• [SET TASK]: Reproduce verbatim only the lines from the one containing "Convert this screenshot" through the last line below, both included.

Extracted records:
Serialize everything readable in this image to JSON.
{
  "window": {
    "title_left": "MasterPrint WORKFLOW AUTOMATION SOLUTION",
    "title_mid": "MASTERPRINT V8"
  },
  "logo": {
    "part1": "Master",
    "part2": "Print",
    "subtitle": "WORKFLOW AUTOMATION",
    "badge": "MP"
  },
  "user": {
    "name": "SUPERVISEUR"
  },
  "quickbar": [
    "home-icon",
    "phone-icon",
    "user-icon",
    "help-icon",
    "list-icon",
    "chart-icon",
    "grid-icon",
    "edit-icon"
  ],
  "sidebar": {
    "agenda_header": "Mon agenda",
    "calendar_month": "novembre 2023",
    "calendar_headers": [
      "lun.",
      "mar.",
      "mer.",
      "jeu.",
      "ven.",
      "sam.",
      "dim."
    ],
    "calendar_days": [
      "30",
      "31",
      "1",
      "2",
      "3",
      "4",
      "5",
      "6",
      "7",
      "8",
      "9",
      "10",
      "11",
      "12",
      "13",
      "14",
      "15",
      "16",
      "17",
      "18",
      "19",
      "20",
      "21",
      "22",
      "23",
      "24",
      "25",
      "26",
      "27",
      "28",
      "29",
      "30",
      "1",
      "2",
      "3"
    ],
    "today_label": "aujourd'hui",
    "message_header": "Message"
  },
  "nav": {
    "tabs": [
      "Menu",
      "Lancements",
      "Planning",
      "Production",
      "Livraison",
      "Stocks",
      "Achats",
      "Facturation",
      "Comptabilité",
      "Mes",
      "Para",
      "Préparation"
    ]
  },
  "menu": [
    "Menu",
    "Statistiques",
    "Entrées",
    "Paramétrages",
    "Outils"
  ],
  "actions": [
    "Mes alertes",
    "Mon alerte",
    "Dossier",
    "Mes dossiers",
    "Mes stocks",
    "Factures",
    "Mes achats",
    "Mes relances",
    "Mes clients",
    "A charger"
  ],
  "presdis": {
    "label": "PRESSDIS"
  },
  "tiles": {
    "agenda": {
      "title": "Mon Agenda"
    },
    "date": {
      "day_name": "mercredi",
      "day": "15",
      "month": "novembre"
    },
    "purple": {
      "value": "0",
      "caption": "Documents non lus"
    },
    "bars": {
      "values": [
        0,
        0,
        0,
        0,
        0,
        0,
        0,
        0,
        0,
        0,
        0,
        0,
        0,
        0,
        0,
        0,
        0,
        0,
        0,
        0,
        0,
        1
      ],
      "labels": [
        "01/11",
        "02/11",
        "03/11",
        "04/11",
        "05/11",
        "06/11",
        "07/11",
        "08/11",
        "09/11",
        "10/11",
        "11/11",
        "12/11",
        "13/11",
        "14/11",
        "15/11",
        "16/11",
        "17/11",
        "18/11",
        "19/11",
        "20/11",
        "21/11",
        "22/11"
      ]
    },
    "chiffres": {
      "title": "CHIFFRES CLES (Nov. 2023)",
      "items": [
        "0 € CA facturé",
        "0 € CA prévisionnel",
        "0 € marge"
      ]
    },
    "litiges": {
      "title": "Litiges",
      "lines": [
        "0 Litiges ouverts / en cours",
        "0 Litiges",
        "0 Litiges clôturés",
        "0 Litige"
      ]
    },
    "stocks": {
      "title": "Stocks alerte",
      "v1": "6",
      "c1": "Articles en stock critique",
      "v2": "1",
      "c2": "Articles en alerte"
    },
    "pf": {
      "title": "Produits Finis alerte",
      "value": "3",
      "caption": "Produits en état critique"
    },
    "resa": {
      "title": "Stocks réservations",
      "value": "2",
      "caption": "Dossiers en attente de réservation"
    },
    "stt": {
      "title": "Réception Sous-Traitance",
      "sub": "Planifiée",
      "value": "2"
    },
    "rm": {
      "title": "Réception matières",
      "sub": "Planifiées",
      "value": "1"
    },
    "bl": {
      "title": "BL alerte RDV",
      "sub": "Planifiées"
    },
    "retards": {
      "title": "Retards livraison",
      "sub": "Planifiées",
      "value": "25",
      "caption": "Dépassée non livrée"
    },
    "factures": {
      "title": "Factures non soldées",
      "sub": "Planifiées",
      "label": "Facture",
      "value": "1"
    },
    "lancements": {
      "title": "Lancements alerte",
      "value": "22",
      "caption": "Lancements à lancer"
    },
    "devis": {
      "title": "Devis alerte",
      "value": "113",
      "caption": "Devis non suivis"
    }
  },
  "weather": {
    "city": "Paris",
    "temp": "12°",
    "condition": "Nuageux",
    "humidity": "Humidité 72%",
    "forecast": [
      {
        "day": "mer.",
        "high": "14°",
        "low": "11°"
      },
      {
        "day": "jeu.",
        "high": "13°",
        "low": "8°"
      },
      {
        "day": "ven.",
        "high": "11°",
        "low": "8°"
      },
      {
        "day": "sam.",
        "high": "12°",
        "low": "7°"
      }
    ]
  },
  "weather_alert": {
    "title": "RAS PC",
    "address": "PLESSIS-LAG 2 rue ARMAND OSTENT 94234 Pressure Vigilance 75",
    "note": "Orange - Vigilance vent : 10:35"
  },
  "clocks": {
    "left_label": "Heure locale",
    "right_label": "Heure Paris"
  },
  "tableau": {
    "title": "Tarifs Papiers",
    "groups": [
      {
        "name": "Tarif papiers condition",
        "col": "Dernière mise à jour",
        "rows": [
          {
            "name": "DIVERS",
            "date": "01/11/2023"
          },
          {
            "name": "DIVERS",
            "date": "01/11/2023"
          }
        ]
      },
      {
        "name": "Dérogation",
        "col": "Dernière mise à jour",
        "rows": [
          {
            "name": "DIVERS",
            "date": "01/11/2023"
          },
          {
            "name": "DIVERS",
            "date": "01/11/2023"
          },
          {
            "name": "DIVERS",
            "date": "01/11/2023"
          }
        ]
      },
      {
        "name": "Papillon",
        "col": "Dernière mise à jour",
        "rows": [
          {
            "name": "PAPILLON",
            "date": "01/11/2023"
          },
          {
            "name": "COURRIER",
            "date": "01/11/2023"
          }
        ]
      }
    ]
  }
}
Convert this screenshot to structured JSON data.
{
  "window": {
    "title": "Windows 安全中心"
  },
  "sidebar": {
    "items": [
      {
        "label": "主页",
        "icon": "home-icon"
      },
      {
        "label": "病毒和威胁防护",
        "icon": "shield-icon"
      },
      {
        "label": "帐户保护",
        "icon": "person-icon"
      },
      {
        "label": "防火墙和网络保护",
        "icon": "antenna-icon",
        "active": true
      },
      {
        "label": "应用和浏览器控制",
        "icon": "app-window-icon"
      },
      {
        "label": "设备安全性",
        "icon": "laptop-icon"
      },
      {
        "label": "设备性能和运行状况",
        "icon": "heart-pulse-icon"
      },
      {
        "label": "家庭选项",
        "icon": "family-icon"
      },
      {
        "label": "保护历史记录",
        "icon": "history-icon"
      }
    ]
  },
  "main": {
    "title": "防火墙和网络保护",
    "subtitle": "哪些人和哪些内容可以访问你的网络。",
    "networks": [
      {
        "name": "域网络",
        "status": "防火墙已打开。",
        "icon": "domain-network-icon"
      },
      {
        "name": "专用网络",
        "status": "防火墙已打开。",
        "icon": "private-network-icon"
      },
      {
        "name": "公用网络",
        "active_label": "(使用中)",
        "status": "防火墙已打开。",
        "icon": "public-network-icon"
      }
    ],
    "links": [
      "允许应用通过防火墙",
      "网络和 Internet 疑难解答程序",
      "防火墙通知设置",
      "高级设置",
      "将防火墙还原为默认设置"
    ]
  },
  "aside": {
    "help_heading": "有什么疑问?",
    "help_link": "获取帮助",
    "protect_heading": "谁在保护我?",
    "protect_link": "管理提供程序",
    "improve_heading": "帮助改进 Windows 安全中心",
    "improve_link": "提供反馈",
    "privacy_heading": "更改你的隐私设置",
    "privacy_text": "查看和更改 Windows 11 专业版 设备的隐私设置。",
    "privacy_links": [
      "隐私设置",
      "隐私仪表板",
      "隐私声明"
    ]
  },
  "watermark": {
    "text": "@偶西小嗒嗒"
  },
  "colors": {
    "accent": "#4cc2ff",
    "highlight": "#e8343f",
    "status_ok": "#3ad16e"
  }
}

• [RESULT FOR THIS TASK]:
Convert this screenshot to structured JSON data.
{
  "window": {
    "title": "Windows 安全中心"
  },
  "sidebar": {
    "items": [
      {
        "label": "主页",
        "icon": "home-icon"
      },
      {
        "label": "病毒和威胁防护",
        "icon": "shield-icon"
      },
      {
        "label": "帐户保护",
        "icon": "person-icon"
      },
      {
        "label": "防火墙和网络保护",
        "icon": "antenna-icon",
        "active": true
      },
      {
        "label": "应用和浏览器控制",
        "icon": "app-window-icon"
      },
      {
        "label": "设备安全性",
        "icon": "laptop-icon"
      },
      {
        "label": "设备性能和运行状况",
        "icon": "heart-pulse-icon"
      },
      {
        "label": "家庭选项",
        "icon": "family-icon"
      },
      {
        "label": "保护历史记录",
        "icon": "history-icon"
      }
    ]
  },
  "main": {
    "title": "防火墙和网络保护",
    "subtitle": "哪些人和哪些内容可以访问你的网络。",
    "networks": [
      {
        "name": "域网络",
        "status": "防火墙已打开。",
        "icon": "domain-network-icon"
      },
      {
        "name": "专用网络",
        "status": "防火墙已打开。",
        "icon": "private-network-icon"
      },
      {
        "name": "公用网络",
        "active_label": "(使用中)",
        "status": "防火墙已打开。",
        "icon": "public-network-icon"
      }
    ],
    "links": [
      "允许应用通过防火墙",
      "网络和 Internet 疑难解答程序",
      "防火墙通知设置",
      "高级设置",
      "将防火墙还原为默认设置"
    ]
  },
  "aside": {
    "help_heading": "有什么疑问?",
    "help_link": "获取帮助",
    "protect_heading": "谁在保护我?",
    "protect_link": "管理提供程序",
    "improve_heading": "帮助改进 Windows 安全中心",
    "improve_link": "提供反馈",
    "privacy_heading": "更改你的隐私设置",
    "privacy_text": "查看和更改 Windows 11 专业版 设备的隐私设置。",
    "privacy_links": [
      "隐私设置",
      "隐私仪表板",
      "隐私声明"
    ]
  },
  "watermark": {
    "text": "@偶西小嗒嗒"
  },
  "colors": {
    "accent": "#4cc2ff",
    "highlight": "#e8343f",
    "status_ok": "#3ad16e"
  }
}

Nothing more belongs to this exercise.